─── MATERIAL FOR THIS EXERCISE

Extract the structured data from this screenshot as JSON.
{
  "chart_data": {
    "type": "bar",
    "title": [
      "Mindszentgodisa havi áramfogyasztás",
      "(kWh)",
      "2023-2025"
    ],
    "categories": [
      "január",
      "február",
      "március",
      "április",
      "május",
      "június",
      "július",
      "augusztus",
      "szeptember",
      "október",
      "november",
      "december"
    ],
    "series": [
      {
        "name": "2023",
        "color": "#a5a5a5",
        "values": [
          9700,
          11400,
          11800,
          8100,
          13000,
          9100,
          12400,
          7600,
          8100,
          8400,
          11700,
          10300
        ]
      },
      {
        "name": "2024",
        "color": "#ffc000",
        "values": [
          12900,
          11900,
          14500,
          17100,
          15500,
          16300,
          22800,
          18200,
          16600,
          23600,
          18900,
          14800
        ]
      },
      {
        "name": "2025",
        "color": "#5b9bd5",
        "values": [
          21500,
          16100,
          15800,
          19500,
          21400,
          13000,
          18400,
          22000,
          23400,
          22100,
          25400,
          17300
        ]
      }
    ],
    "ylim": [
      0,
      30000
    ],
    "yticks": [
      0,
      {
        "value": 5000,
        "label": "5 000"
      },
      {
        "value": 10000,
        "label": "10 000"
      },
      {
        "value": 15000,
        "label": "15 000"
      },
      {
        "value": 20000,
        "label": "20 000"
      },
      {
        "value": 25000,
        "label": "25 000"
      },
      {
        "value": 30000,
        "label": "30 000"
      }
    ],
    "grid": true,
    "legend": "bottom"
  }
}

──────

* _WHAT THE TASK REQUIRES_
The word "label" may occur in lines of the records. Report how many such lines there are, giving only the number.

* _CORRECT ANSWER_
6